▼
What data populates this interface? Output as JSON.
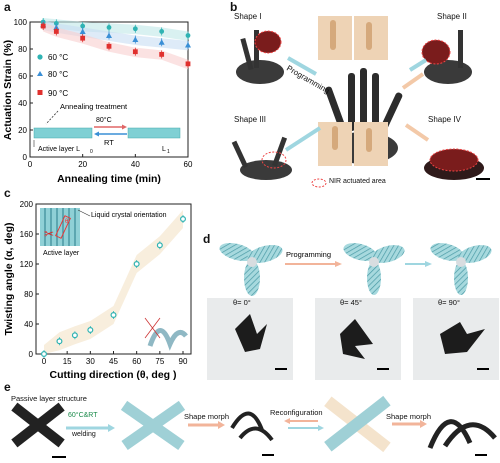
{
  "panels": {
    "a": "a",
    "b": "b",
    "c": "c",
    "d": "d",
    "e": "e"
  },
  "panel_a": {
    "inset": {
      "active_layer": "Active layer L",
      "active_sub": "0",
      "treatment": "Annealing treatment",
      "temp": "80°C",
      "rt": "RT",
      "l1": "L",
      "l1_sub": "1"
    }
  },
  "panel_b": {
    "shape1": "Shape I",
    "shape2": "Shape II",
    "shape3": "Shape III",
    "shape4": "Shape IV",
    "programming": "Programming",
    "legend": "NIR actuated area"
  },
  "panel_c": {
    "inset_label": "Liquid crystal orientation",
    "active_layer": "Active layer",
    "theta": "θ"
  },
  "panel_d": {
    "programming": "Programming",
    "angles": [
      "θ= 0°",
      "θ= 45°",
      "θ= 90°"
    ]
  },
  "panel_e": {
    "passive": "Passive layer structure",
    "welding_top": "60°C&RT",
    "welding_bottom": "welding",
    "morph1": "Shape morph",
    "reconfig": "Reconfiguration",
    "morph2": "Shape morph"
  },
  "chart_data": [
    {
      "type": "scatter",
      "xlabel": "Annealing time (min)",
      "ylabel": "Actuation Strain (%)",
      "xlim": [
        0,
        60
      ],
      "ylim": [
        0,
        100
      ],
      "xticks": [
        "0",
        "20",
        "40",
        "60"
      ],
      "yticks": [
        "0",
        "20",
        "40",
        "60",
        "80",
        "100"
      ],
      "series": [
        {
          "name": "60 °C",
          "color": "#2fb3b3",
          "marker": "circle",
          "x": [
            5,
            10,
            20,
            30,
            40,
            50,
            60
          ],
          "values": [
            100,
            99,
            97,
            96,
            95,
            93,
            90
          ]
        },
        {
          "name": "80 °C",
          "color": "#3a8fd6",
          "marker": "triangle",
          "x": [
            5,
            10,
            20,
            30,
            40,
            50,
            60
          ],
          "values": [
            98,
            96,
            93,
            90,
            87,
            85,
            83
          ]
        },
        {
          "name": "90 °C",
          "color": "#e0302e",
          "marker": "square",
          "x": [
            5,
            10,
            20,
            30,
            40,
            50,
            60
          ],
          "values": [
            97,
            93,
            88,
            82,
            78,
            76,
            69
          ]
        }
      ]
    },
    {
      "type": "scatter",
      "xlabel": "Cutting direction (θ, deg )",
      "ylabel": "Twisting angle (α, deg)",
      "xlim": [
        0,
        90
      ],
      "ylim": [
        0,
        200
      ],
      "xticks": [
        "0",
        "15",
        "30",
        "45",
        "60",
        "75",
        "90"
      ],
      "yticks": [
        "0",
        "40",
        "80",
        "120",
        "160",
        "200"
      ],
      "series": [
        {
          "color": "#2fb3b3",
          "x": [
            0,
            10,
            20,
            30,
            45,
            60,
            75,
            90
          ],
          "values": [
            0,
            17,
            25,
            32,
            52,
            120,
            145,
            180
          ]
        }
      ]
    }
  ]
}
▲
▼
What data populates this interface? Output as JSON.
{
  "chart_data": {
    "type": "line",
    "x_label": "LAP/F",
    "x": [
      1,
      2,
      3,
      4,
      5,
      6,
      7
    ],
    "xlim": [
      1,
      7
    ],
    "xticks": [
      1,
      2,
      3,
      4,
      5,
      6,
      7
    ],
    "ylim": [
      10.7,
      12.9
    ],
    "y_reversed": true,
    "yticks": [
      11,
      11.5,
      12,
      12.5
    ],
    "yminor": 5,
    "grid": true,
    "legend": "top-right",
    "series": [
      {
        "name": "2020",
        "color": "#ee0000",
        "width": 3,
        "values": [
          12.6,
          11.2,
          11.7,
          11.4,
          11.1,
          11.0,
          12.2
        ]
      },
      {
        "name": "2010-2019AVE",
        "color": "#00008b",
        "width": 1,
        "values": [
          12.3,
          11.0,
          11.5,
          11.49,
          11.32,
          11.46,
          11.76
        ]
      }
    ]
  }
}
▲
### WHAT THE TASK ASKS
Search the lines for the string "color" and copy every line that has it.

### TASK OUTPUT
          "color": "#2fb3b3",
          "color": "#3a8fd6",
          "color": "#e0302e",
          "color": "#2fb3b3",
        "color": "#ee0000",
        "color": "#00008b",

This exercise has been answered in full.